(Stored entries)
"""

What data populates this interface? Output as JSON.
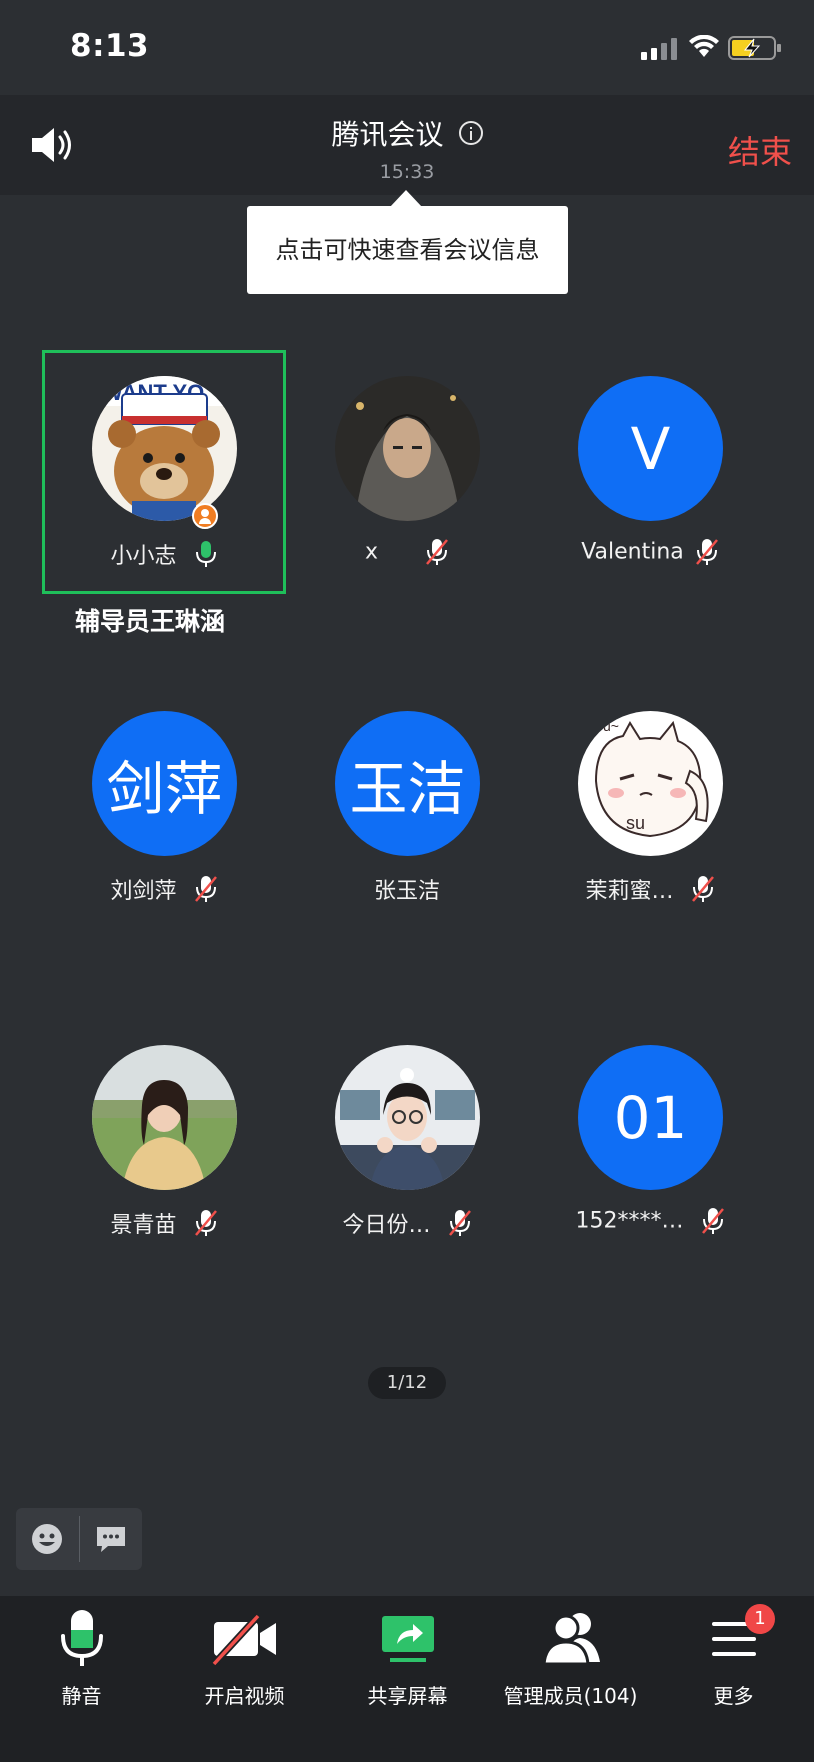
{
  "status_bar": {
    "time": "8:13"
  },
  "header": {
    "title": "腾讯会议",
    "elapsed": "15:33",
    "end_label": "结束"
  },
  "tooltip": {
    "text": "点击可快速查看会议信息"
  },
  "active_speaker": {
    "name": "辅导员王琳涵"
  },
  "participants": [
    {
      "name": "小小志",
      "avatar_type": "photo-teddy-bear",
      "mic": "on",
      "host": true
    },
    {
      "name": "x",
      "avatar_type": "photo-person-hood",
      "mic": "muted"
    },
    {
      "name": "Valentina",
      "avatar_text": "V",
      "avatar_color": "#0f6ef5",
      "mic": "muted"
    },
    {
      "name": "刘剑萍",
      "avatar_text": "剑萍",
      "avatar_color": "#0f6ef5",
      "mic": "muted"
    },
    {
      "name": "张玉洁",
      "avatar_text": "玉洁",
      "avatar_color": "#0f6ef5",
      "mic": "none"
    },
    {
      "name": "茉莉蜜…",
      "avatar_type": "cartoon-cat",
      "mic": "muted"
    },
    {
      "name": "景青苗",
      "avatar_type": "photo-woman-grass",
      "mic": "muted"
    },
    {
      "name": "今日份…",
      "avatar_type": "photo-girl-glasses",
      "mic": "muted"
    },
    {
      "name": "152****…",
      "avatar_text": "01",
      "avatar_color": "#0f6ef5",
      "mic": "muted"
    }
  ],
  "page_indicator": "1/12",
  "toolbar": {
    "mute_label": "静音",
    "video_label": "开启视频",
    "share_label": "共享屏幕",
    "members_label": "管理成员(104)",
    "more_label": "更多",
    "more_badge": "1"
  },
  "colors": {
    "background": "#2c2f33",
    "header": "#25272b",
    "accent_blue": "#0f6ef5",
    "active_border": "#1fbf5a",
    "end_red": "#f0504b",
    "mic_green": "#2ec26a"
  }
}
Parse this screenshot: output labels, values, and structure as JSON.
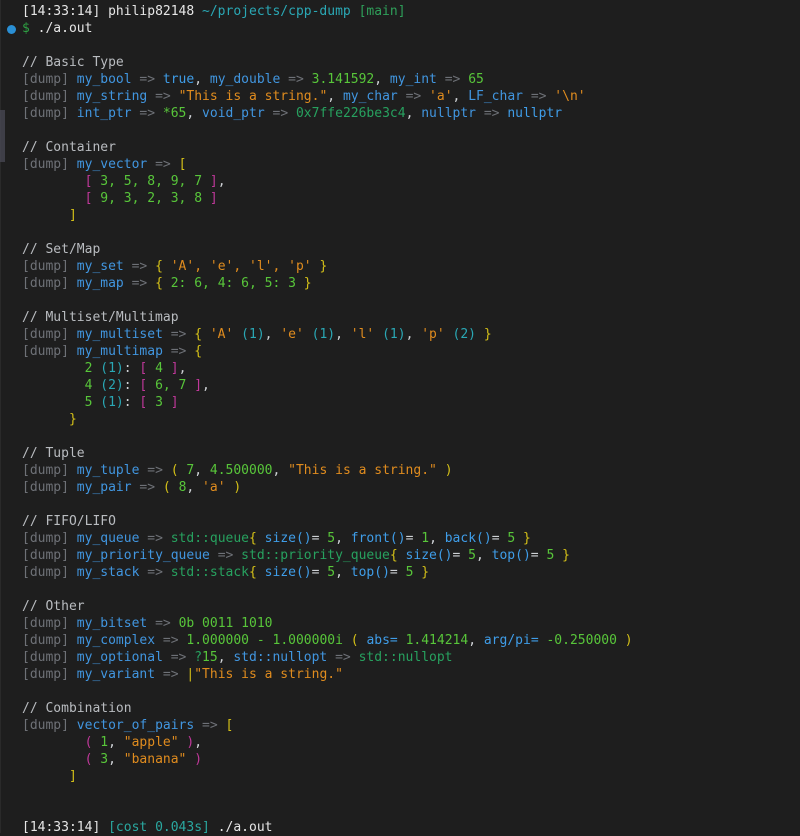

"""

Goal:
Report each line in the data that holds the word "photo".

Solution to this exercise:
      "avatar_type": "photo-teddy-bear",
      "avatar_type": "photo-person-hood",
      "avatar_type": "photo-woman-grass",
      "avatar_type": "photo-girl-glasses",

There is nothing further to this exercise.